__To be done__: Out of all the lines below, count those with the word "cloth". Give the number only.
⁂
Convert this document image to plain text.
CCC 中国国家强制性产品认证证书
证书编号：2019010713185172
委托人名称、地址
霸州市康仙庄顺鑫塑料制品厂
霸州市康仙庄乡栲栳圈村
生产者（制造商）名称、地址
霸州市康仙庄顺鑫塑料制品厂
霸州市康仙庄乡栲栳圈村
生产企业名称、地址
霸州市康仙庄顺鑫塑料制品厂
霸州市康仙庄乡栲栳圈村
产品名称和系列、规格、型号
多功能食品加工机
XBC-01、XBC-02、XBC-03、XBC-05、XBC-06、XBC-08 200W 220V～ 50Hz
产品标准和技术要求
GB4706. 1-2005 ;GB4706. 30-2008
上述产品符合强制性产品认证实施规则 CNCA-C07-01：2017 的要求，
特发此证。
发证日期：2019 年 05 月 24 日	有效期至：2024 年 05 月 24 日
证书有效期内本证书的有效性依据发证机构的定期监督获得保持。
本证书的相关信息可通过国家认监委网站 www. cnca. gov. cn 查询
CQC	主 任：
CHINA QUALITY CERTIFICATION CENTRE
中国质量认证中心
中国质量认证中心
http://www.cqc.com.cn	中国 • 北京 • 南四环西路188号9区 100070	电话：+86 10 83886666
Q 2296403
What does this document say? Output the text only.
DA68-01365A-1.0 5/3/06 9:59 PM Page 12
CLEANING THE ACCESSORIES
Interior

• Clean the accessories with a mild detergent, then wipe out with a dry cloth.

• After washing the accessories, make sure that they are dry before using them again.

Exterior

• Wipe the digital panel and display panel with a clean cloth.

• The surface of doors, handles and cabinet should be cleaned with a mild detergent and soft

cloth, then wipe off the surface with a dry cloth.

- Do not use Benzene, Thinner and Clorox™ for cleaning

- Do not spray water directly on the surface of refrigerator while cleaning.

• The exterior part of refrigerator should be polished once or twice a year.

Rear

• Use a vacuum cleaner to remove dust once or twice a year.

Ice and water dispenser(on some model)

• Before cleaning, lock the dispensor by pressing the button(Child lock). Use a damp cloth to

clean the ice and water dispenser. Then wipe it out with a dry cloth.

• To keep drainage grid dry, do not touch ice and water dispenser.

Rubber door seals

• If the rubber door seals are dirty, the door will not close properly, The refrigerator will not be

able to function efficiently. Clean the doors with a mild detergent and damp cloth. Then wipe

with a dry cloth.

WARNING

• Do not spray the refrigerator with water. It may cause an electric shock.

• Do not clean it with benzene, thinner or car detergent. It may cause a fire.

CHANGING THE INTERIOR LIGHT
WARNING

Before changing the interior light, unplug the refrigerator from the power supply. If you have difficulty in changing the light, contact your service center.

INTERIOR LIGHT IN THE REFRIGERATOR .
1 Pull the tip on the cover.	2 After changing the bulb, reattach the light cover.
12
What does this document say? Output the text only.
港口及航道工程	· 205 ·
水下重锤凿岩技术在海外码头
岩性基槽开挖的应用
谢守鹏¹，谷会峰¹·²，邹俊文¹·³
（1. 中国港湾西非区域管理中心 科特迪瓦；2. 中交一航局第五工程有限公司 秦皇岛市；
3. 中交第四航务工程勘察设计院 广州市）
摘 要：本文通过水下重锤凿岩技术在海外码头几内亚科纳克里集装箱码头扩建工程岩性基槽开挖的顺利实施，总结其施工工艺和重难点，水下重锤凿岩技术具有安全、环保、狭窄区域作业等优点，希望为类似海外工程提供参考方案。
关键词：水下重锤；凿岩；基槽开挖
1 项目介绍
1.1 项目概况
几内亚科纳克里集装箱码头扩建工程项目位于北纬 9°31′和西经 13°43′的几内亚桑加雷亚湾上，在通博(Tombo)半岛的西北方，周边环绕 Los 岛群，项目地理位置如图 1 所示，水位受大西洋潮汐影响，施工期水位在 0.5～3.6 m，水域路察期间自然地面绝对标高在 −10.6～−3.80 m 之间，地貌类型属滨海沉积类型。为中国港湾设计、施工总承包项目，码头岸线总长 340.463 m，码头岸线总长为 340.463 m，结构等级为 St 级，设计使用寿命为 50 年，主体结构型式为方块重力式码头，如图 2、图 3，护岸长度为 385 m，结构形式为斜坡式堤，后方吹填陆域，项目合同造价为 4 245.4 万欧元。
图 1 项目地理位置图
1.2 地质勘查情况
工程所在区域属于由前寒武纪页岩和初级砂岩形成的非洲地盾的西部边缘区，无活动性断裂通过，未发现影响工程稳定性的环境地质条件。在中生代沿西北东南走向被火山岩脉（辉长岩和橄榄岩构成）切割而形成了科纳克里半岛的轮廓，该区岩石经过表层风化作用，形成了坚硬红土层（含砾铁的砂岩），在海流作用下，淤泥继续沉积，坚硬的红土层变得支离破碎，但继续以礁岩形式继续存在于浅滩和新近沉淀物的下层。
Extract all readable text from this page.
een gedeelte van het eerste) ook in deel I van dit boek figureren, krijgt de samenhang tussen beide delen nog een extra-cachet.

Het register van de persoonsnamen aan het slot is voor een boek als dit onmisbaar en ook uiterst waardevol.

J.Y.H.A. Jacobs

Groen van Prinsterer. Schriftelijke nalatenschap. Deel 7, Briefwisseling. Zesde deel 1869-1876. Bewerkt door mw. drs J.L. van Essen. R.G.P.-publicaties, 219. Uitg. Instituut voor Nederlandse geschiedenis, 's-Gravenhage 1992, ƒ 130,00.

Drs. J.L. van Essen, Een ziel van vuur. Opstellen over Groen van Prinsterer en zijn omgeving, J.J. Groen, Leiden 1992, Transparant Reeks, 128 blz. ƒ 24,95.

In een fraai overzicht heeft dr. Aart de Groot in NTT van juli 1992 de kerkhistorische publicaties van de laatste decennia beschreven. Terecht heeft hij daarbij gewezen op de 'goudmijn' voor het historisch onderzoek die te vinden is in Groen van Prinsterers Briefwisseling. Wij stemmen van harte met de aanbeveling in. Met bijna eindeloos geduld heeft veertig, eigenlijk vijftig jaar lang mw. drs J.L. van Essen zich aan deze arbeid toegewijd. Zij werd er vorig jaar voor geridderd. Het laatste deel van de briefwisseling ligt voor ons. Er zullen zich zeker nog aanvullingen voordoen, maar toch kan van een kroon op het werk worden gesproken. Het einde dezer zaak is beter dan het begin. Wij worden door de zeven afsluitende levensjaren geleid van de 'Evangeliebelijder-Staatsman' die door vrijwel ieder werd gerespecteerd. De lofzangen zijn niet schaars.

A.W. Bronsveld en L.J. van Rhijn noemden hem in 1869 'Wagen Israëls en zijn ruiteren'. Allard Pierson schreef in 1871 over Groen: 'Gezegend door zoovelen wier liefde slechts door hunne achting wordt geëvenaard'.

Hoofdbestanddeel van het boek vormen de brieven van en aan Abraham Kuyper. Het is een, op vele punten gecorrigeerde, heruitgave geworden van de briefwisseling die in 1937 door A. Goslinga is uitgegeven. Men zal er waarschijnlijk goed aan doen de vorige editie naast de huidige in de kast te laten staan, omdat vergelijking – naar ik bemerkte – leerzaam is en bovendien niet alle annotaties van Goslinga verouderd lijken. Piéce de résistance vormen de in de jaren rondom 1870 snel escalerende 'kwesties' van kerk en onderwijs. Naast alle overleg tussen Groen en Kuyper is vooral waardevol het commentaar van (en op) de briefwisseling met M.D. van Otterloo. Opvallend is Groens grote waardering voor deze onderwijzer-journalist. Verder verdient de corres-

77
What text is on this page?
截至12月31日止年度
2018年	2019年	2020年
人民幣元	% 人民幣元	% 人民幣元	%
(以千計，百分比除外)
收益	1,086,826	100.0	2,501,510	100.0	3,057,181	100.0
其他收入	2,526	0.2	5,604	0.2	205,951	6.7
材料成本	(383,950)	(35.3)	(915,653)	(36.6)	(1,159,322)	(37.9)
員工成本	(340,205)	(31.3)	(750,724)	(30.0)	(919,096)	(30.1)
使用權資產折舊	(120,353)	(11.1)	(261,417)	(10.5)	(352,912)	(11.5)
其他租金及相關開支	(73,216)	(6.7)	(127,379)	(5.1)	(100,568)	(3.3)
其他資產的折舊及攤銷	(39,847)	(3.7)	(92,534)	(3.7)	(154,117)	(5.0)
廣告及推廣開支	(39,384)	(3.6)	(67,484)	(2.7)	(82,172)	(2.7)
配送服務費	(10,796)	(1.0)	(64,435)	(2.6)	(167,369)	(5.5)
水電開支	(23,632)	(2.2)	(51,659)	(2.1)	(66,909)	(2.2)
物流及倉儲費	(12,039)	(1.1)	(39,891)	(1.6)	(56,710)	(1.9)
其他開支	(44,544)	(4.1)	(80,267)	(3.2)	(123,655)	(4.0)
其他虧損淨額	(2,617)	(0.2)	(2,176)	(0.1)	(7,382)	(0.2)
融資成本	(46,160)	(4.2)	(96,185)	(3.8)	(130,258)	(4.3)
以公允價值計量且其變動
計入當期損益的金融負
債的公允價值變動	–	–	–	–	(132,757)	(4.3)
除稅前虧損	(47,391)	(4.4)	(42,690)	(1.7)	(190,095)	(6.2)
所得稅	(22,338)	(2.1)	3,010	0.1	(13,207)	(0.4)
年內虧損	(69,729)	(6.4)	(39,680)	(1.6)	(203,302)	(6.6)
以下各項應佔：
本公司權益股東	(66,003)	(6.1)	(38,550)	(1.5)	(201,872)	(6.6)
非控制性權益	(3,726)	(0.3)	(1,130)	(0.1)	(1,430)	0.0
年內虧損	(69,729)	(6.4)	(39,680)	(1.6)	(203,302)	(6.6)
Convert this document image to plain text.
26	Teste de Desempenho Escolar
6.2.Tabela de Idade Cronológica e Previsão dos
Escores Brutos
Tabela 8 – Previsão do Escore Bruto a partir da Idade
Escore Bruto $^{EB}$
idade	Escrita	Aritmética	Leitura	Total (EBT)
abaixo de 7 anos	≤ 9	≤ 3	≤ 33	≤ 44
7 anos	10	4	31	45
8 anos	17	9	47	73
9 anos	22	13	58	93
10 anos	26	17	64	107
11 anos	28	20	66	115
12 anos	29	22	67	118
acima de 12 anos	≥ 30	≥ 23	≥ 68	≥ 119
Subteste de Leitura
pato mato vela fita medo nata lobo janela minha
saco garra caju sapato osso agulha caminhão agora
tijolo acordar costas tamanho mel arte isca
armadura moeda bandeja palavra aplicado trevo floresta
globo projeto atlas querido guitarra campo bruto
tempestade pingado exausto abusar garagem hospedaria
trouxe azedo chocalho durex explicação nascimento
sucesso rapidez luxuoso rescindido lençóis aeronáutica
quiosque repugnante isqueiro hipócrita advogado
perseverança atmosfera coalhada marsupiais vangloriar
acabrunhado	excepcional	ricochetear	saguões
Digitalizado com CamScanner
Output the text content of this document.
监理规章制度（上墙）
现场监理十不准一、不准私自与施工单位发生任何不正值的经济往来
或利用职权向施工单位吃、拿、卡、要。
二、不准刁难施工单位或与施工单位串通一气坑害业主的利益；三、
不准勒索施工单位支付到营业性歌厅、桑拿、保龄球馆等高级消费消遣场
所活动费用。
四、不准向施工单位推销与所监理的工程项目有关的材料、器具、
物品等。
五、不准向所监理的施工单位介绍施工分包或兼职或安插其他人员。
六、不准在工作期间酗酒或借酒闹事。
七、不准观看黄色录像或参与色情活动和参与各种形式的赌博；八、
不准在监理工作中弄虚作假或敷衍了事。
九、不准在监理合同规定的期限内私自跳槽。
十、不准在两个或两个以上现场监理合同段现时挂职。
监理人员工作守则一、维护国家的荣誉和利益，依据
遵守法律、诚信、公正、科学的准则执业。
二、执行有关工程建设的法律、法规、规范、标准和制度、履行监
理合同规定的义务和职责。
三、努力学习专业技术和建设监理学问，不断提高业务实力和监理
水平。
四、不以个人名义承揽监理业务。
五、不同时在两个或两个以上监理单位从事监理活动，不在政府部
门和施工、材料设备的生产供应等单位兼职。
⁂
__Result for this task__: 7